++++ Task data ++++

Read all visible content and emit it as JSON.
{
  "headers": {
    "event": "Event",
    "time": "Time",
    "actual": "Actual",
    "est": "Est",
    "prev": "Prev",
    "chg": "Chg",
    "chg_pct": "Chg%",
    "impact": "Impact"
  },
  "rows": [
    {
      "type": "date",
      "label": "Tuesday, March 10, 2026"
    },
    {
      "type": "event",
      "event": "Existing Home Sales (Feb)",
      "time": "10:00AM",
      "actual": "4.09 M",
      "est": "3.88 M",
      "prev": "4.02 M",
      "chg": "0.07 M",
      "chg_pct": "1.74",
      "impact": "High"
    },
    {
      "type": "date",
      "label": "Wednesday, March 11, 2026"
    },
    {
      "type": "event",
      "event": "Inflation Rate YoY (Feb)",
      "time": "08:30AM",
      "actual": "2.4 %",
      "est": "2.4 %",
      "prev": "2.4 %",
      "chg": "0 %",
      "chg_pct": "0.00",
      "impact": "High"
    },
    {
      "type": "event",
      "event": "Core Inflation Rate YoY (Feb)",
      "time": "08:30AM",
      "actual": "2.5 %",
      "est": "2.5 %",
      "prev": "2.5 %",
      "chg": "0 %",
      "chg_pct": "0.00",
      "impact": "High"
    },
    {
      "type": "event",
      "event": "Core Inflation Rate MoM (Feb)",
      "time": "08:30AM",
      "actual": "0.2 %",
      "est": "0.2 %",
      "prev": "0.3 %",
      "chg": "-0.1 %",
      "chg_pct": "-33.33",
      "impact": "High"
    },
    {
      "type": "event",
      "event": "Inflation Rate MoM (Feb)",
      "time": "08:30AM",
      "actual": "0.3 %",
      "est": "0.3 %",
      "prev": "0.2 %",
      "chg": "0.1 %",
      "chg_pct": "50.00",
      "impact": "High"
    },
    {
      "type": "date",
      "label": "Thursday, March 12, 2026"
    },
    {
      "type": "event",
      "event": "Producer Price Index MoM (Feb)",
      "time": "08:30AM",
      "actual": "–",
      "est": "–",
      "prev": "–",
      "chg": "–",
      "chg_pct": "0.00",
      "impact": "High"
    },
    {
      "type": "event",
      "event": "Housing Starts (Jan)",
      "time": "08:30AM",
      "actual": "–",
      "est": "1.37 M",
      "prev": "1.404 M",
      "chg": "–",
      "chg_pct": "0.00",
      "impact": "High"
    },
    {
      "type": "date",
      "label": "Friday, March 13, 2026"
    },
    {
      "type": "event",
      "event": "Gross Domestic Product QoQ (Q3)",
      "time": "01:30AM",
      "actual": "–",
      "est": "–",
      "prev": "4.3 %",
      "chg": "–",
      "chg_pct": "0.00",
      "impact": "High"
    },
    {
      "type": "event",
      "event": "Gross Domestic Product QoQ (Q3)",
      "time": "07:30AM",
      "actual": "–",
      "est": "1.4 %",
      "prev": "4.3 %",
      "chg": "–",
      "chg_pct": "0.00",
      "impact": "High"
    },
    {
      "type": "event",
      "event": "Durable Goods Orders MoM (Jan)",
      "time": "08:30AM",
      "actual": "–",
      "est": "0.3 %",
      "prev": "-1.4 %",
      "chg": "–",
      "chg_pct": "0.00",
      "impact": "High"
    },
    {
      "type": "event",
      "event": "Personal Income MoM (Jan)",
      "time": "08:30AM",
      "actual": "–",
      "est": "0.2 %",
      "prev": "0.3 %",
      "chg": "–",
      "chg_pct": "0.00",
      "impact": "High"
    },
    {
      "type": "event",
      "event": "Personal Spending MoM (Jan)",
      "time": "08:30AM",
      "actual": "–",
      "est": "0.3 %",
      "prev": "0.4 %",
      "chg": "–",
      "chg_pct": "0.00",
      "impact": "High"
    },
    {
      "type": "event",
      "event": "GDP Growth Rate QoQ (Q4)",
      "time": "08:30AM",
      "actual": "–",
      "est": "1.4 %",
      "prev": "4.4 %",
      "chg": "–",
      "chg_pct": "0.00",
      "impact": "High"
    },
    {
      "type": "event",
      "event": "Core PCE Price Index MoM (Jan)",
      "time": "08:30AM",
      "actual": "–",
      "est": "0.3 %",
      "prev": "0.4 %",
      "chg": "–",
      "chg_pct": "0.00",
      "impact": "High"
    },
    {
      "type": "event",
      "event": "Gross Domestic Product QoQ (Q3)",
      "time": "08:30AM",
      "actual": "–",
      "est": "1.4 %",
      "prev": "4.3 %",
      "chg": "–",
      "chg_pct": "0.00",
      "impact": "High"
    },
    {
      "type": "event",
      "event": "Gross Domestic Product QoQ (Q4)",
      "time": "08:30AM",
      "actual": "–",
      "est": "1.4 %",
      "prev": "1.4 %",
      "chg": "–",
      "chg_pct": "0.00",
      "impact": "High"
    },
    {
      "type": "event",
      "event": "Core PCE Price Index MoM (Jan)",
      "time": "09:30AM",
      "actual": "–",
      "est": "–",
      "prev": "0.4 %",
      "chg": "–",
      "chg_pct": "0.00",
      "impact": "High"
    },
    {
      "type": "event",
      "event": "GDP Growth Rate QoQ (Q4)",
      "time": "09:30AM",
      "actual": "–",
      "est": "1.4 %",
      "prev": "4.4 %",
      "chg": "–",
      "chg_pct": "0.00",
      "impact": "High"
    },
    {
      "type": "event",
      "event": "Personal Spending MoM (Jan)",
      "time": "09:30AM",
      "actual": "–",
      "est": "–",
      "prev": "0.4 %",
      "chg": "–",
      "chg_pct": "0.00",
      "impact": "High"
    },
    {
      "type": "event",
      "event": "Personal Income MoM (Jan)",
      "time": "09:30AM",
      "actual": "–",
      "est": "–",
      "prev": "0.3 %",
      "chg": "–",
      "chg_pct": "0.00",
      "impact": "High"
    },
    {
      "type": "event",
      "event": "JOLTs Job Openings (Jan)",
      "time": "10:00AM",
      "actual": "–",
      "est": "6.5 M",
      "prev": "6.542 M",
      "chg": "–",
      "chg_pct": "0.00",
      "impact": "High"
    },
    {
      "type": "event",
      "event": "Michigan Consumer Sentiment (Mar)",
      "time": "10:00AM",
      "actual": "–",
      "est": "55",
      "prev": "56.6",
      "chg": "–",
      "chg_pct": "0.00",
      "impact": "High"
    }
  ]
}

++++
++++ Task data ++++

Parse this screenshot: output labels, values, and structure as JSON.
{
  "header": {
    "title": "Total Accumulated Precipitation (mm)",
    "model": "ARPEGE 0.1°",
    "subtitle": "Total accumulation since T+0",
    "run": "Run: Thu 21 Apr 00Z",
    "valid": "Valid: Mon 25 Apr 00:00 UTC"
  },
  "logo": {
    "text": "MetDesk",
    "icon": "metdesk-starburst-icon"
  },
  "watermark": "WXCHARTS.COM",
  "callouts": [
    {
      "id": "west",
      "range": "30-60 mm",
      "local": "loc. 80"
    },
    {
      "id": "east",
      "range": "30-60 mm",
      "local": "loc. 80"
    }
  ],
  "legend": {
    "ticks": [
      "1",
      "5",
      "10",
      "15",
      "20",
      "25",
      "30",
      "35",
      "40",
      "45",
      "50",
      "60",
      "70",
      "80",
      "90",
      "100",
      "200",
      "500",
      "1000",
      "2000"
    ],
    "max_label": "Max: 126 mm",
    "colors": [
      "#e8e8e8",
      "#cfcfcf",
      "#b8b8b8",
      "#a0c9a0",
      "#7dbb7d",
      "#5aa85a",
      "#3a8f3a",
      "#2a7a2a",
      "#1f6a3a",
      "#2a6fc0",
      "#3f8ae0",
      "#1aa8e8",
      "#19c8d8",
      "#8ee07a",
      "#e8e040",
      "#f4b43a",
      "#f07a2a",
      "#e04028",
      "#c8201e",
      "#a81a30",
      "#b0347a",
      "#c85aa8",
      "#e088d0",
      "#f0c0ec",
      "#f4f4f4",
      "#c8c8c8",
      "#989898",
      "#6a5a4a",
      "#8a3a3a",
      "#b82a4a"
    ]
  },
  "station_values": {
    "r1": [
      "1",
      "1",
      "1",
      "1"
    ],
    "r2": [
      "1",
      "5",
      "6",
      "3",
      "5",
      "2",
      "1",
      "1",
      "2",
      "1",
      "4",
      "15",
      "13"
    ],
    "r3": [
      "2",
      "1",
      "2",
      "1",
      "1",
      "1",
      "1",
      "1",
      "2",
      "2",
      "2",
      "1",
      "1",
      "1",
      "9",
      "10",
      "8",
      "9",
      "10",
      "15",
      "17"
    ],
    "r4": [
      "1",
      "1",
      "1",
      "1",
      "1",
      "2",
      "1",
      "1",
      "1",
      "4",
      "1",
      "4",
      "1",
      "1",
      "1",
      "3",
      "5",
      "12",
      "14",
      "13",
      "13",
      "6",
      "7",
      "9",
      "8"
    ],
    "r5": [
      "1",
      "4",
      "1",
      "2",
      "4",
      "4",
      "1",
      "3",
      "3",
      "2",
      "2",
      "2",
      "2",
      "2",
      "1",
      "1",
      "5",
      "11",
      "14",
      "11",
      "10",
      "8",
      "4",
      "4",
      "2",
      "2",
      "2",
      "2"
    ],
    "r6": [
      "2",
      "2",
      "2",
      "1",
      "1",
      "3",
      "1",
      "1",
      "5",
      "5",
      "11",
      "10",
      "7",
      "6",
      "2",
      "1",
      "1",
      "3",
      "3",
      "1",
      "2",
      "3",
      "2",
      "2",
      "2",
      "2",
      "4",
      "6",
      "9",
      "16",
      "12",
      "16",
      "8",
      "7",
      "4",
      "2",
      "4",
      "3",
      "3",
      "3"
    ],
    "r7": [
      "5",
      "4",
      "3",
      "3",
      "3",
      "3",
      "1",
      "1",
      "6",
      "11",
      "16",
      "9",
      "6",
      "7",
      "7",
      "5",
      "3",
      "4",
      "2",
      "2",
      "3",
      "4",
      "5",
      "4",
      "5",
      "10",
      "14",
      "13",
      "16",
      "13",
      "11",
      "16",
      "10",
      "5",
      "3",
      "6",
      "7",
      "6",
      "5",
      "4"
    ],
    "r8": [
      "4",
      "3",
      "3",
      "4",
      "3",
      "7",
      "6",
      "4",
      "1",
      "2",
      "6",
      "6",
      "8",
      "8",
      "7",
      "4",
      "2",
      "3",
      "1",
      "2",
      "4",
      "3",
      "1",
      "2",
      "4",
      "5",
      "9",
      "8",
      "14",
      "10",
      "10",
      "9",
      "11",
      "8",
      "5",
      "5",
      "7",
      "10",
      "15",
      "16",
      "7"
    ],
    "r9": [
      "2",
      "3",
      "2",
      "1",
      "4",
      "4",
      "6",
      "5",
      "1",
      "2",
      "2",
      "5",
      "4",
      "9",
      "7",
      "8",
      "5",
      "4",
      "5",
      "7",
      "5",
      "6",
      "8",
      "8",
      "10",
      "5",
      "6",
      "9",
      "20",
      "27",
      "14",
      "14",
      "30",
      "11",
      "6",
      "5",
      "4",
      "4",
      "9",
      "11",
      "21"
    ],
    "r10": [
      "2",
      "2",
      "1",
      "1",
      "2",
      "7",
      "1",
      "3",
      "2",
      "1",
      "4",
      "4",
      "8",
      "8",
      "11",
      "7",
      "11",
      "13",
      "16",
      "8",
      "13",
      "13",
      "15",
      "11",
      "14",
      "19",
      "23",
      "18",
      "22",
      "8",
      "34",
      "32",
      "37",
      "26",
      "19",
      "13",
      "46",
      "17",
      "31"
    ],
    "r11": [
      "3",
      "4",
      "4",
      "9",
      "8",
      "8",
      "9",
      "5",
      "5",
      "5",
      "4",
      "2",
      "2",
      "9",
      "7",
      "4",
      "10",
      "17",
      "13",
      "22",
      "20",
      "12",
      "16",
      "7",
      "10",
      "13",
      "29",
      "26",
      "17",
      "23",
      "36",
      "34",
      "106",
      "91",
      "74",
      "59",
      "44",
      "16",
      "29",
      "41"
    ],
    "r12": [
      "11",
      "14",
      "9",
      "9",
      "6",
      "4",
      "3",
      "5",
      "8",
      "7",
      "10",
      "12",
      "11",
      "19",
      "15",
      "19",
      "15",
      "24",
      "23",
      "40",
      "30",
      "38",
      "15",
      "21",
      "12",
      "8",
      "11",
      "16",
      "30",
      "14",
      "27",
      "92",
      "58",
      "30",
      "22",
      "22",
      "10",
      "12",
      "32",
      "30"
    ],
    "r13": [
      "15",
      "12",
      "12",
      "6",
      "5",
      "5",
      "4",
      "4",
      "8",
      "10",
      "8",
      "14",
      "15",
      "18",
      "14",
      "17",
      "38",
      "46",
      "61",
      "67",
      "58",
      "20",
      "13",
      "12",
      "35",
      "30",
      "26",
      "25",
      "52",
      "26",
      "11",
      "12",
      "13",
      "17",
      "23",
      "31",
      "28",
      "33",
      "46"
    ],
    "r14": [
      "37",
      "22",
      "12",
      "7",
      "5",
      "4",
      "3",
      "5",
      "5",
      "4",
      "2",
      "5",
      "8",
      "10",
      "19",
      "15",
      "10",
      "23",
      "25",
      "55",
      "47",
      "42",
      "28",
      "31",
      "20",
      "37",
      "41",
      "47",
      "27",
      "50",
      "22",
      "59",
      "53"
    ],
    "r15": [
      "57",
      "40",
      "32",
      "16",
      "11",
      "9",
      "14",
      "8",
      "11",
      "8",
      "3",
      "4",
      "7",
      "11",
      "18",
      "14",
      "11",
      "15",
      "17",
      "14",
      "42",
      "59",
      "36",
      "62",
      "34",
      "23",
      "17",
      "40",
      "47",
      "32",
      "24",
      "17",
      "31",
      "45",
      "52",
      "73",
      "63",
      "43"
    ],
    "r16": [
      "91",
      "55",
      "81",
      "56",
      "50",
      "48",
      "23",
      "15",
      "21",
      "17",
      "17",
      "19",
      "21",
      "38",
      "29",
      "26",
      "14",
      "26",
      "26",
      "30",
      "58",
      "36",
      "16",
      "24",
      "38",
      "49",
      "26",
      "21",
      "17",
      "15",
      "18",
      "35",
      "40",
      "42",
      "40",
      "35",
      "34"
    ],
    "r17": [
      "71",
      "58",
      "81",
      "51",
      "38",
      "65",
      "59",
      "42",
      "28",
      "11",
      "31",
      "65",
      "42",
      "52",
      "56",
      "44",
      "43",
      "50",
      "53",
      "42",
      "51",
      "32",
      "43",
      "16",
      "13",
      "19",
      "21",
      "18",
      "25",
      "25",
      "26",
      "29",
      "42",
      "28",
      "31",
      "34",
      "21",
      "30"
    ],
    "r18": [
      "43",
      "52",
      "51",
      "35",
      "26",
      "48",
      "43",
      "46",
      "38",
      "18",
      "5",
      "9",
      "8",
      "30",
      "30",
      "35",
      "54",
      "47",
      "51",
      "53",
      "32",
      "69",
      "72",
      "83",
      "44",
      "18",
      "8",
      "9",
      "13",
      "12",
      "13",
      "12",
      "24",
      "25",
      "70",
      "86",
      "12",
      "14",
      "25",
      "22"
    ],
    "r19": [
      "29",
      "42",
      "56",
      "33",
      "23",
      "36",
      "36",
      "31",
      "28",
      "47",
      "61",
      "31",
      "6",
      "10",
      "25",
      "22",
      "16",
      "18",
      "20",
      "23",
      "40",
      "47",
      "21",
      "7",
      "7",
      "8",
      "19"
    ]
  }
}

++++
++++ Task data ++++

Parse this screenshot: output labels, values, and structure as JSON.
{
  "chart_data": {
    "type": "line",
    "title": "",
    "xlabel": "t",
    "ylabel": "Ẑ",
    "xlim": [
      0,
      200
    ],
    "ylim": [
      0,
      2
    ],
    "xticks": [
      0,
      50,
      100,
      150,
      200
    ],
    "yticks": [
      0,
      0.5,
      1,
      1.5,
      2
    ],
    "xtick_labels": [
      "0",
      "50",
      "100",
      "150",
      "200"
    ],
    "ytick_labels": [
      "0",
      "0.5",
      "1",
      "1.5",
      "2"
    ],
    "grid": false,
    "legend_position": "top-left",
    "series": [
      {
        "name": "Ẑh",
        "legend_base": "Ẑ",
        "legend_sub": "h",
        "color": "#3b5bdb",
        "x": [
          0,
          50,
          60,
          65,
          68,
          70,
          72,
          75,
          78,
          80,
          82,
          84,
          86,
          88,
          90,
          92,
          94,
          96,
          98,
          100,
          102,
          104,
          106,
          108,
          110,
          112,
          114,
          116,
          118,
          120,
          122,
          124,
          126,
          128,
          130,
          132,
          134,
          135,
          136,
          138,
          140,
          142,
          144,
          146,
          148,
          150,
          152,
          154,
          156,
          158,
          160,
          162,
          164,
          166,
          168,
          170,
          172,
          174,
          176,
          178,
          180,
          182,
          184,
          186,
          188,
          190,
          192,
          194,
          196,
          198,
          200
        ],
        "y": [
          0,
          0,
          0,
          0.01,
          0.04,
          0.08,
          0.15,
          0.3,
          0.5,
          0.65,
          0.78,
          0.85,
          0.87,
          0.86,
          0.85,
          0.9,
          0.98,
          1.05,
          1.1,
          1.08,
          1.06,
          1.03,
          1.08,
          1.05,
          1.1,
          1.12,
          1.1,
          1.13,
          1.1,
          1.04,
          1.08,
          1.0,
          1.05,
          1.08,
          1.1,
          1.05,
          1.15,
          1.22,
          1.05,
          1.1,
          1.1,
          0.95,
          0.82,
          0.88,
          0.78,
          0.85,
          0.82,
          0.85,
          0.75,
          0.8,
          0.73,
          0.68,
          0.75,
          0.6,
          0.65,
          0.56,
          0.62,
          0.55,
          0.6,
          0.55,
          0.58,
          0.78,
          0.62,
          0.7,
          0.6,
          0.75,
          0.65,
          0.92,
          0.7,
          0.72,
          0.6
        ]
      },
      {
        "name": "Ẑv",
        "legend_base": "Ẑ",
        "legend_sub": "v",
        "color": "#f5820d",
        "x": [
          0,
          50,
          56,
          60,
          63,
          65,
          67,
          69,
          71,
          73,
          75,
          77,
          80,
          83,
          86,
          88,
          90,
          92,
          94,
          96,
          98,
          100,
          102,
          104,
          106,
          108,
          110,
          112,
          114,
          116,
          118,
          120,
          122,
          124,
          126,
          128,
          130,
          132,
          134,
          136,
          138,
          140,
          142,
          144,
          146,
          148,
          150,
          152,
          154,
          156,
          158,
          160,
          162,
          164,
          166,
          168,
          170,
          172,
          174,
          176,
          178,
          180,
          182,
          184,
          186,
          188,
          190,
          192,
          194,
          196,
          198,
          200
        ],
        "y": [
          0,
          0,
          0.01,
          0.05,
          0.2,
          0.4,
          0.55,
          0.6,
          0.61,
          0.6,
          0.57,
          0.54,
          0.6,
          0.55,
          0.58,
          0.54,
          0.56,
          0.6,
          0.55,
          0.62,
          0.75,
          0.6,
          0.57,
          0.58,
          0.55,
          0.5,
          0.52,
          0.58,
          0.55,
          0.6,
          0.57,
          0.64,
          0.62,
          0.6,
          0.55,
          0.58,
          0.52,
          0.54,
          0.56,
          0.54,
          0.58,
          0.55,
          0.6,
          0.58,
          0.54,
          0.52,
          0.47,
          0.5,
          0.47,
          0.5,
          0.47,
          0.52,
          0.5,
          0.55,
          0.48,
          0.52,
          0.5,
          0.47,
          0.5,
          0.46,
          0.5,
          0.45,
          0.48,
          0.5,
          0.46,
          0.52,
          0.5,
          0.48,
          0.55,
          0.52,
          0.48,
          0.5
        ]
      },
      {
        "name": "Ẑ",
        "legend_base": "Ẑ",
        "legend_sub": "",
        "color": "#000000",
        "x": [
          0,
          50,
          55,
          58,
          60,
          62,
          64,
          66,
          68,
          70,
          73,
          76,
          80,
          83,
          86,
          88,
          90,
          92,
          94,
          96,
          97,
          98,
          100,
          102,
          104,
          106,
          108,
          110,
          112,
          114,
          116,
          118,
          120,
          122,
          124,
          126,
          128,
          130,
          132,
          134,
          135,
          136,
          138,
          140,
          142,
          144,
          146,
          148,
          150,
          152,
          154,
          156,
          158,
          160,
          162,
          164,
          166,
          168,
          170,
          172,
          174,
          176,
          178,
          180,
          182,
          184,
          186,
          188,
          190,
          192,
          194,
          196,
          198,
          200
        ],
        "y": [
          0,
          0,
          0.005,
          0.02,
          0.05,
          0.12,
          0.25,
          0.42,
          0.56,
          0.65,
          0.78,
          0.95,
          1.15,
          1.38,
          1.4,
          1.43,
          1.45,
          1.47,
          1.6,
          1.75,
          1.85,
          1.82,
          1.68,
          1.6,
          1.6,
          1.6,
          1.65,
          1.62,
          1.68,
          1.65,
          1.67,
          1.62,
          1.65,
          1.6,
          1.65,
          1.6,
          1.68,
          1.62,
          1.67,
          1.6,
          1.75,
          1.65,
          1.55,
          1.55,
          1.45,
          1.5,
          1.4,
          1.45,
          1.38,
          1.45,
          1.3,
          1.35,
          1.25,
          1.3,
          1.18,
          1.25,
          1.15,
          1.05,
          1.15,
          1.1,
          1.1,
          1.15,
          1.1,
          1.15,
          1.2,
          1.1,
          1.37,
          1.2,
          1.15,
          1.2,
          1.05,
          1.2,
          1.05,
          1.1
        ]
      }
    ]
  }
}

++++

Stated problem: Search the entries for the word "Total" and gather every line where it appears.

Expected answer:
    "title": "Total Accumulated Precipitation (mm)",
    "subtitle": "Total accumulation since T+0",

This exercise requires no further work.